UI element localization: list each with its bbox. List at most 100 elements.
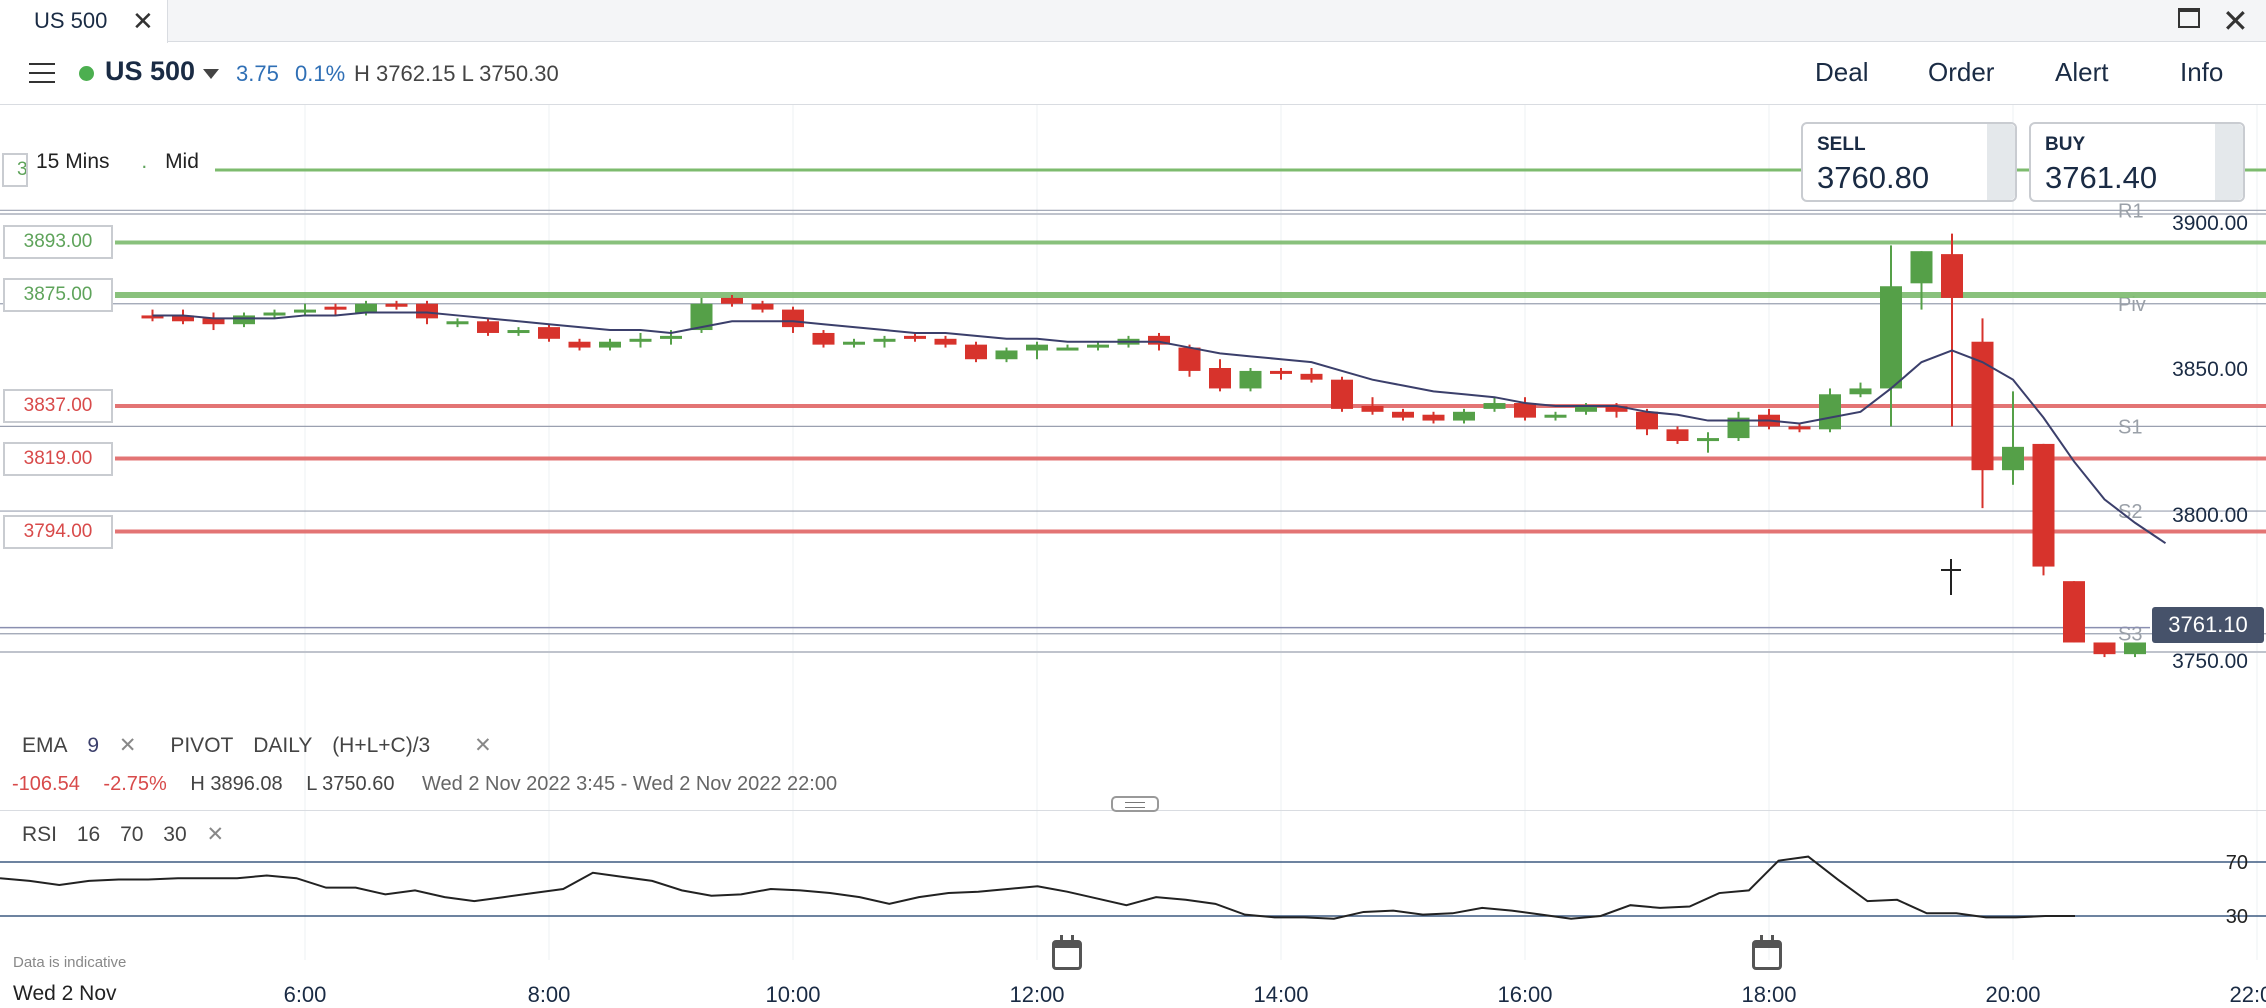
buy-button[interactable]: BUY 3761.40 [2029,122,2245,202]
current-price-tag: 3761.10 [2152,607,2264,643]
candle-body [1544,414,1567,418]
pivot-label: S1 [2118,416,2142,438]
period-change-percent: -2.75% [103,773,167,795]
level-box-partial[interactable]: 3 [2,153,28,187]
disclaimer: Data is indicative [13,954,127,971]
candle-body [934,338,957,345]
price-type[interactable]: Mid [165,150,199,173]
deal-button[interactable]: Deal [1815,57,1869,87]
candle-body [141,315,164,319]
pivot-label: R1 [2118,200,2144,222]
candle-body [507,330,530,334]
candle-body [1270,370,1292,374]
level-box[interactable]: 3893.00 [3,225,113,260]
buy-handle [2215,124,2243,200]
interval-value[interactable]: 15 Mins [36,150,110,173]
close-icon[interactable]: ✕ [132,6,154,36]
rsi-line [0,855,2075,920]
sell-label: SELL [1817,134,1866,155]
price-chart[interactable]: R1 Piv S1 S2 S3 3900.00 3850.00 3800.00 3750.00… [0,105,2266,1008]
candle-body [812,332,835,345]
tab-us500[interactable]: US 500 ✕ [0,0,168,43]
candle-body [263,312,286,316]
candle-body [2124,642,2146,655]
candle-body [1056,347,1079,351]
time-axis-label: 22:00 [2229,982,2266,1007]
pivot-formula[interactable]: (H+L+C)/3 [332,734,431,757]
pivot-label: S3 [2118,624,2142,646]
candle-body [1636,411,1658,430]
pane-resize-handle[interactable] [1111,796,1159,812]
window-close-icon[interactable]: ✕ [2222,3,2249,39]
menu-icon[interactable] [29,63,55,83]
level-box[interactable]: 3837.00 [3,388,113,423]
rsi-legend: RSI 16 70 30 ✕ [22,822,238,847]
candle-body [1239,370,1262,389]
candle-body [416,303,438,319]
remove-pivot-icon[interactable]: ✕ [474,734,492,757]
candle-body [1514,403,1536,418]
candle-body [1422,414,1445,421]
time-axis-label: 20:00 [1985,982,2040,1007]
chevron-down-icon[interactable] [203,69,219,79]
level-box[interactable]: 3875.00 [3,278,113,312]
candle-body [751,303,774,310]
candle-body [1087,344,1109,348]
candle-body [2093,642,2116,655]
candle-body [1331,379,1353,409]
instrument-name[interactable]: US 500 [105,56,196,86]
sell-price: 3760.80 [1817,160,1930,195]
ema-line [152,311,2167,545]
pivot-label: Piv [2118,294,2146,316]
candle-body [1819,394,1841,430]
maximize-icon[interactable] [2178,8,2200,28]
candle-body [1788,426,1811,430]
candle-body [1941,254,1963,298]
candle-body [1483,403,1506,409]
candle-body [446,321,469,325]
candle-body [324,306,347,310]
rsi-upper[interactable]: 70 [120,823,144,846]
candle-body [1880,286,1902,389]
sell-button[interactable]: SELL 3760.80 [1801,122,2017,202]
candle-body [202,318,225,325]
candles [141,233,2177,658]
candle-body [721,297,743,304]
ema-polyline [152,311,2167,545]
ema-period[interactable]: 9 [87,734,100,757]
candle-body [477,321,499,333]
candle-body [1178,347,1201,371]
info-button[interactable]: Info [2180,57,2224,87]
price-change-percent: 0.1% [295,61,346,86]
period-change: -106.54 [12,773,80,795]
rsi-level-label: 70 [2226,852,2248,874]
level-box[interactable]: 3819.00 [3,441,113,476]
candle-body [965,344,987,360]
calendar-icon[interactable] [1752,935,1782,970]
ema-name[interactable]: EMA [22,734,68,757]
rsi-lower[interactable]: 30 [163,823,187,846]
pivot-name[interactable]: PIVOT [170,734,234,757]
calendar-icon[interactable] [1052,935,1082,970]
rsi-name[interactable]: RSI [22,823,58,846]
candle-body [1026,344,1048,351]
rsi-level-label: 30 [2226,906,2248,928]
level-box[interactable]: 3794.00 [3,514,113,549]
candle-body [843,341,865,345]
rsi-panel: 70 30 [0,852,2266,928]
alert-button[interactable]: Alert [2055,57,2109,87]
stats-bar: -106.54 -2.75% H 3896.08 L 3750.60 Wed 2… [12,773,855,796]
candle-body [1300,373,1323,380]
price-axis-label: 3900.00 [2172,212,2248,235]
interval-selector[interactable]: 15 Mins . Mid [30,150,205,180]
candle-body [2063,581,2085,643]
order-button[interactable]: Order [1928,57,1995,87]
remove-ema-icon[interactable]: ✕ [118,734,137,757]
candle-body [233,315,255,325]
pivot-label: S2 [2118,501,2142,523]
remove-rsi-icon[interactable]: ✕ [206,823,225,846]
candle-body [294,309,316,313]
pivot-period[interactable]: DAILY [253,734,313,757]
rsi-period[interactable]: 16 [76,823,101,846]
candle-body [1666,429,1689,441]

──────────

* TASK *
Rewrite the entries above as a numbered list, from the line containing "buy-button[interactable]: BUY 3761.40" through the line containing "candle-body [812,332,835,345]", both included, and leave out any blank lines.

* WRITTEN REPLY *
1. buy-button[interactable]: BUY 3761.40 [2029,122,2245,202]
2. current-price-tag: 3761.10 [2152,607,2264,643]
3. candle-body [1544,414,1567,418]
4. pivot-label: S1 [2118,416,2142,438]
5. period-change-percent: -2.75% [103,773,167,795]
6. level-box-partial[interactable]: 3 [2,153,28,187]
7. disclaimer: Data is indicative [13,954,127,971]
8. candle-body [934,338,957,345]
9. price-type[interactable]: Mid [165,150,199,173]
10. deal-button[interactable]: Deal [1815,57,1869,87]
11. candle-body [141,315,164,319]
12. pivot-label: R1 [2118,200,2144,222]
13. candle-body [507,330,530,334]
14. candle-body [1270,370,1292,374]
15. level-box[interactable]: 3893.00 [3,225,113,260]
16. buy-handle [2215,124,2243,200]
17. interval-value[interactable]: 15 Mins [36,150,110,173]
18. close-icon[interactable]: ✕ [132,6,154,36]
19. rsi-line [0,855,2075,920]
20. sell-label: SELL [1817,134,1866,155]
21. price-chart[interactable]: R1 Piv S1 S2 S3 3900.00 3850.00 3800.00 3750.00… [0,105,2266,1008]
22. candle-body [812,332,835,345]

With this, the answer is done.